Short task
Copy out the whole listing exactly as written, leaving the pictures behind.

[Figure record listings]
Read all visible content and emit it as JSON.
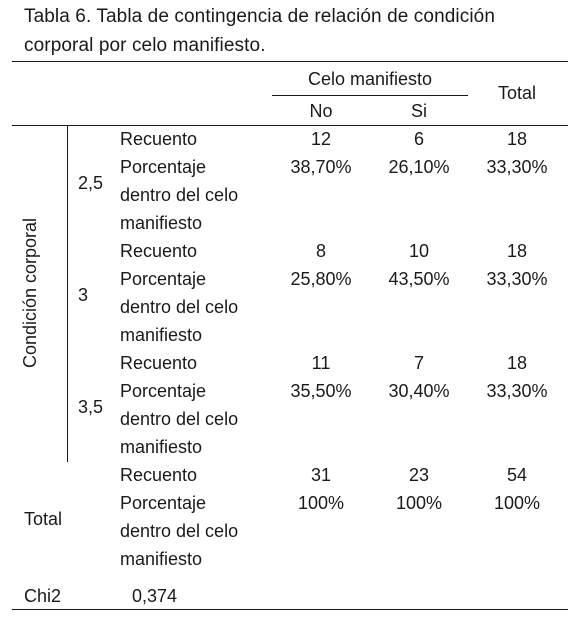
{
  "caption": {
    "line1": "Tabla 6. Tabla de contingencia de relación de condición",
    "line2": "corporal por celo manifiesto."
  },
  "header": {
    "group": "Celo manifiesto",
    "no": "No",
    "si": "Si",
    "total": "Total"
  },
  "row_group_label": "Condición corporal",
  "stat_labels": {
    "count": "Recuento",
    "pct1": "Porcentaje",
    "pct2": "dentro del celo",
    "pct3": "manifiesto"
  },
  "rows": [
    {
      "level": "2,5",
      "count": {
        "no": "12",
        "si": "6",
        "total": "18"
      },
      "pct": {
        "no": "38,70%",
        "si": "26,10%",
        "total": "33,30%"
      }
    },
    {
      "level": "3",
      "count": {
        "no": "8",
        "si": "10",
        "total": "18"
      },
      "pct": {
        "no": "25,80%",
        "si": "43,50%",
        "total": "33,30%"
      }
    },
    {
      "level": "3,5",
      "count": {
        "no": "11",
        "si": "7",
        "total": "18"
      },
      "pct": {
        "no": "35,50%",
        "si": "30,40%",
        "total": "33,30%"
      }
    }
  ],
  "total_row": {
    "label": "Total",
    "count": {
      "no": "31",
      "si": "23",
      "total": "54"
    },
    "pct": {
      "no": "100%",
      "si": "100%",
      "total": "100%"
    }
  },
  "chi2": {
    "label": "Chi2",
    "value": "0,374"
  }
}
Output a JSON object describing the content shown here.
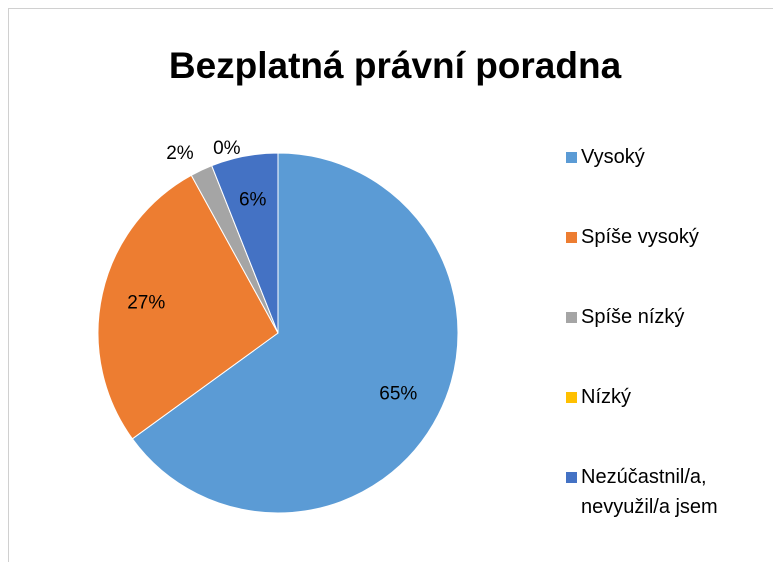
{
  "chart_data": {
    "type": "pie",
    "title": "Bezplatná právní poradna",
    "categories": [
      "Vysoký",
      "Spíše vysoký",
      "Spíše nízký",
      "Nízký",
      "Nezúčastnil/a, nevyužil/a jsem"
    ],
    "values": [
      65,
      27,
      2,
      0,
      6
    ],
    "value_labels": [
      "65%",
      "27%",
      "2%",
      "0%",
      "6%"
    ],
    "colors": [
      "#5b9bd5",
      "#ed7d31",
      "#a5a5a5",
      "#ffc000",
      "#4472c4"
    ],
    "legend": "right"
  }
}
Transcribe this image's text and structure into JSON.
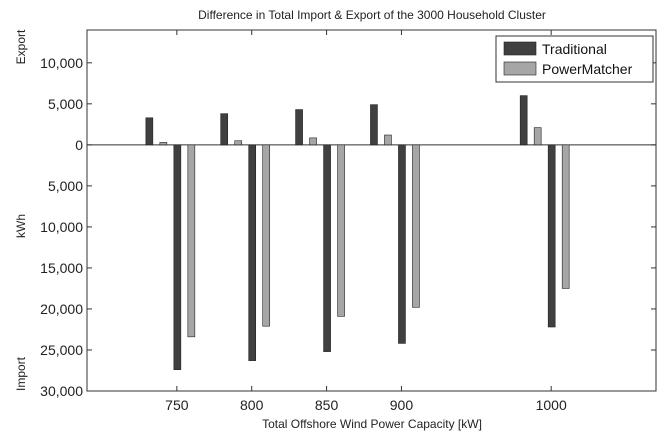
{
  "chart_data": {
    "type": "bar",
    "title": "Difference in Total Import & Export of the 3000 Household Cluster",
    "xlabel": "Total Offshore Wind Power Capacity [kW]",
    "ylabel": "kWh",
    "ylabel_top": "Export",
    "ylabel_bottom": "Import",
    "x": [
      750,
      800,
      850,
      900,
      1000
    ],
    "xlim": [
      690,
      1070
    ],
    "ylim": [
      -30000,
      14000
    ],
    "y_ticks": [
      10000,
      5000,
      0,
      -5000,
      -10000,
      -15000,
      -20000,
      -25000,
      -30000
    ],
    "y_tick_labels": [
      "10,000",
      "5,000",
      "0",
      "5,000",
      "10,000",
      "15,000",
      "20,000",
      "25,000",
      "30,000"
    ],
    "grid": false,
    "legend_position": "top-right",
    "series": [
      {
        "name": "Traditional",
        "color": "#404040",
        "export": [
          3300,
          3800,
          4300,
          4900,
          6000
        ],
        "import": [
          -27400,
          -26300,
          -25200,
          -24200,
          -22200
        ]
      },
      {
        "name": "PowerMatcher",
        "color": "#a6a6a6",
        "export": [
          300,
          500,
          850,
          1200,
          2100
        ],
        "import": [
          -23400,
          -22100,
          -20900,
          -19800,
          -17500
        ]
      }
    ]
  }
}
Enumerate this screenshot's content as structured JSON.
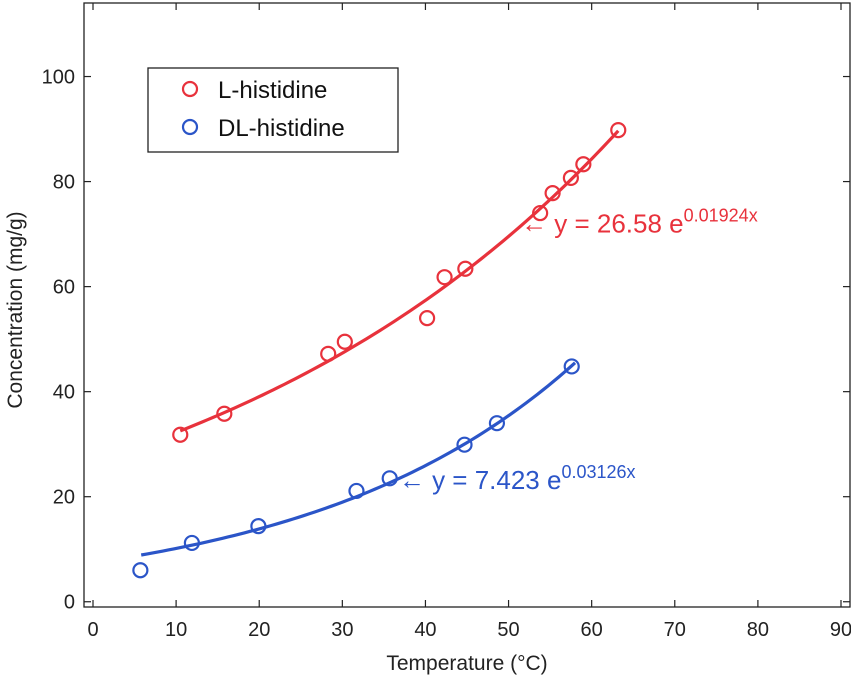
{
  "chart_data": {
    "type": "scatter",
    "xlabel": "Temperature (°C)",
    "ylabel": "Concentration (mg/g)",
    "xlim": [
      0,
      90
    ],
    "ylim": [
      -1,
      114
    ],
    "xticks": [
      0,
      10,
      20,
      30,
      40,
      50,
      60,
      70,
      80,
      90
    ],
    "yticks": [
      0,
      20,
      40,
      60,
      80,
      100
    ],
    "grid": false,
    "legend_position": "top-left",
    "series": [
      {
        "name": "L-histidine",
        "color": "#e8323c",
        "marker": "open-circle",
        "points": [
          [
            10.5,
            31.8
          ],
          [
            15.8,
            35.8
          ],
          [
            28.3,
            47.2
          ],
          [
            30.3,
            49.5
          ],
          [
            40.2,
            54.0
          ],
          [
            42.3,
            61.8
          ],
          [
            44.8,
            63.4
          ],
          [
            53.8,
            74.0
          ],
          [
            55.3,
            77.8
          ],
          [
            57.5,
            80.7
          ],
          [
            59.0,
            83.3
          ],
          [
            63.2,
            89.8
          ]
        ],
        "fit": {
          "a": 26.58,
          "b": 0.01924,
          "x_range": [
            10.5,
            63.2
          ],
          "equation_main": "← y = 26.58 e",
          "equation_exp": "0.01924x",
          "label_x": 51.5,
          "label_y": 70.3
        }
      },
      {
        "name": "DL-histidine",
        "color": "#2b55c8",
        "marker": "open-circle",
        "points": [
          [
            5.7,
            6.0
          ],
          [
            11.9,
            11.2
          ],
          [
            19.9,
            14.4
          ],
          [
            31.7,
            21.1
          ],
          [
            35.7,
            23.5
          ],
          [
            44.7,
            29.9
          ],
          [
            48.6,
            34.0
          ],
          [
            57.6,
            44.8
          ]
        ],
        "fit": {
          "a": 7.423,
          "b": 0.03126,
          "x_range": [
            5.8,
            58.0
          ],
          "equation_main": "← y = 7.423 e",
          "equation_exp": "0.03126x",
          "label_x": 36.8,
          "label_y": 21.5
        }
      }
    ]
  }
}
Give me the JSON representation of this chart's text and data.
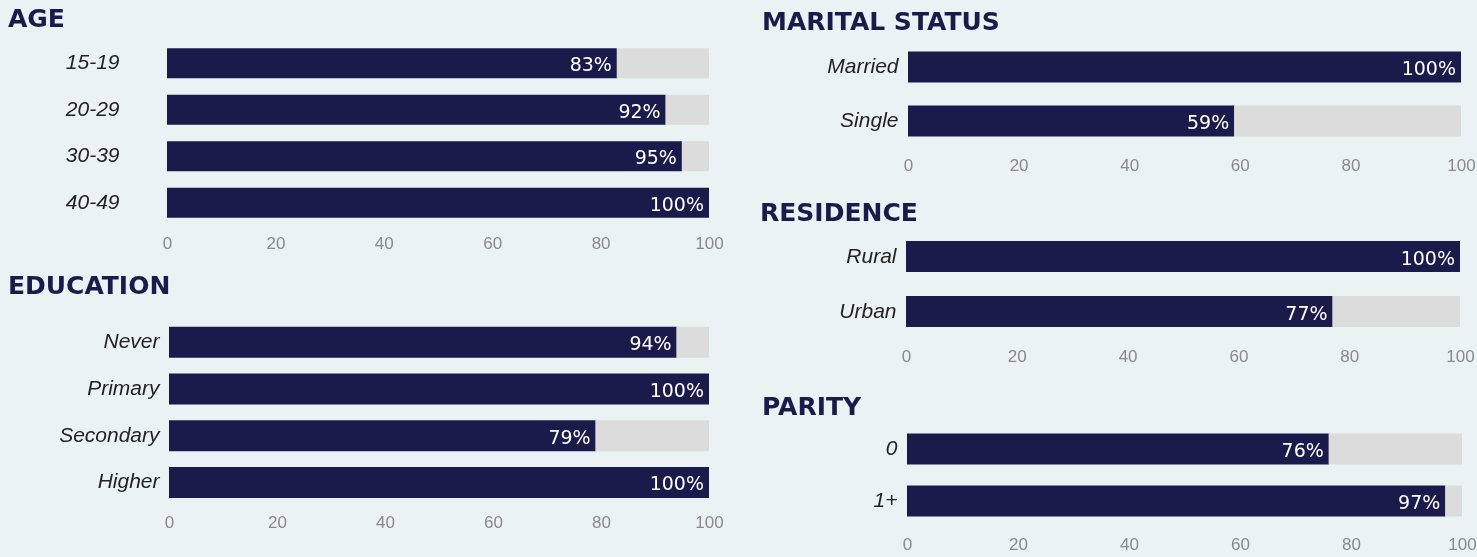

Final result
Read all visible content and emit it as JSON.
{
  "caption": {
    "line1": "Tabla 6. Tabla de contingencia de relación de condición",
    "line2": "corporal por celo manifiesto."
  },
  "header": {
    "group": "Celo manifiesto",
    "no": "No",
    "si": "Si",
    "total": "Total"
  },
  "row_group_label": "Condición corporal",
  "stat_labels": {
    "count": "Recuento",
    "pct1": "Porcentaje",
    "pct2": "dentro del celo",
    "pct3": "manifiesto"
  },
  "rows": [
    {
      "level": "2,5",
      "count": {
        "no": "12",
        "si": "6",
        "total": "18"
      },
      "pct": {
        "no": "38,70%",
        "si": "26,10%",
        "total": "33,30%"
      }
    },
    {
      "level": "3",
      "count": {
        "no": "8",
        "si": "10",
        "total": "18"
      },
      "pct": {
        "no": "25,80%",
        "si": "43,50%",
        "total": "33,30%"
      }
    },
    {
      "level": "3,5",
      "count": {
        "no": "11",
        "si": "7",
        "total": "18"
      },
      "pct": {
        "no": "35,50%",
        "si": "30,40%",
        "total": "33,30%"
      }
    }
  ],
  "total_row": {
    "label": "Total",
    "count": {
      "no": "31",
      "si": "23",
      "total": "54"
    },
    "pct": {
      "no": "100%",
      "si": "100%",
      "total": "100%"
    }
  },
  "chi2": {
    "label": "Chi2",
    "value": "0,374"
  }
}
Output a JSON object describing the content shown here.
{
  "chart_data": {
    "type": "pie",
    "title": "Bezplatná právní poradna",
    "categories": [
      "Vysoký",
      "Spíše vysoký",
      "Spíše nízký",
      "Nízký",
      "Nezúčastnil/a, nevyužil/a jsem"
    ],
    "values": [
      65,
      27,
      2,
      0,
      6
    ],
    "value_labels": [
      "65%",
      "27%",
      "2%",
      "0%",
      "6%"
    ],
    "colors": [
      "#5b9bd5",
      "#ed7d31",
      "#a5a5a5",
      "#ffc000",
      "#4472c4"
    ],
    "legend": "right"
  }
}
Transcribe this image's text and structure into JSON.
{
  "chart_data": {
    "type": "bar",
    "title": "Difference in Total Import & Export of the 3000 Household Cluster",
    "xlabel": "Total Offshore Wind Power Capacity [kW]",
    "ylabel": "kWh",
    "ylabel_top": "Export",
    "ylabel_bottom": "Import",
    "x": [
      750,
      800,
      850,
      900,
      1000
    ],
    "xlim": [
      690,
      1070
    ],
    "ylim": [
      -30000,
      14000
    ],
    "y_ticks": [
      10000,
      5000,
      0,
      -5000,
      -10000,
      -15000,
      -20000,
      -25000,
      -30000
    ],
    "y_tick_labels": [
      "10,000",
      "5,000",
      "0",
      "5,000",
      "10,000",
      "15,000",
      "20,000",
      "25,000",
      "30,000"
    ],
    "grid": false,
    "legend_position": "top-right",
    "series": [
      {
        "name": "Traditional",
        "color": "#404040",
        "export": [
          3300,
          3800,
          4300,
          4900,
          6000
        ],
        "import": [
          -27400,
          -26300,
          -25200,
          -24200,
          -22200
        ]
      },
      {
        "name": "PowerMatcher",
        "color": "#a6a6a6",
        "export": [
          300,
          500,
          850,
          1200,
          2100
        ],
        "import": [
          -23400,
          -22100,
          -20900,
          -19800,
          -17500
        ]
      }
    ]
  }
}
Enumerate this screenshot's content as structured JSON.
{
  "chart_data": {
    "type": "scatter",
    "xlabel": "Temperature (°C)",
    "ylabel": "Concentration (mg/g)",
    "xlim": [
      0,
      90
    ],
    "ylim": [
      -1,
      114
    ],
    "xticks": [
      0,
      10,
      20,
      30,
      40,
      50,
      60,
      70,
      80,
      90
    ],
    "yticks": [
      0,
      20,
      40,
      60,
      80,
      100
    ],
    "grid": false,
    "legend_position": "top-left",
    "series": [
      {
        "name": "L-histidine",
        "color": "#e8323c",
        "marker": "open-circle",
        "points": [
          [
            10.5,
            31.8
          ],
          [
            15.8,
            35.8
          ],
          [
            28.3,
            47.2
          ],
          [
            30.3,
            49.5
          ],
          [
            40.2,
            54.0
          ],
          [
            42.3,
            61.8
          ],
          [
            44.8,
            63.4
          ],
          [
            53.8,
            74.0
          ],
          [
            55.3,
            77.8
          ],
          [
            57.5,
            80.7
          ],
          [
            59.0,
            83.3
          ],
          [
            63.2,
            89.8
          ]
        ],
        "fit": {
          "a": 26.58,
          "b": 0.01924,
          "x_range": [
            10.5,
            63.2
          ],
          "equation_main": "← y = 26.58 e",
          "equation_exp": "0.01924x",
          "label_x": 51.5,
          "label_y": 70.3
        }
      },
      {
        "name": "DL-histidine",
        "color": "#2b55c8",
        "marker": "open-circle",
        "points": [
          [
            5.7,
            6.0
          ],
          [
            11.9,
            11.2
          ],
          [
            19.9,
            14.4
          ],
          [
            31.7,
            21.1
          ],
          [
            35.7,
            23.5
          ],
          [
            44.7,
            29.9
          ],
          [
            48.6,
            34.0
          ],
          [
            57.6,
            44.8
          ]
        ],
        "fit": {
          "a": 7.423,
          "b": 0.03126,
          "x_range": [
            5.8,
            58.0
          ],
          "equation_main": "← y = 7.423 e",
          "equation_exp": "0.03126x",
          "label_x": 36.8,
          "label_y": 21.5
        }
      }
    ]
  }
}
Give me the JSON representation of this chart's text and data.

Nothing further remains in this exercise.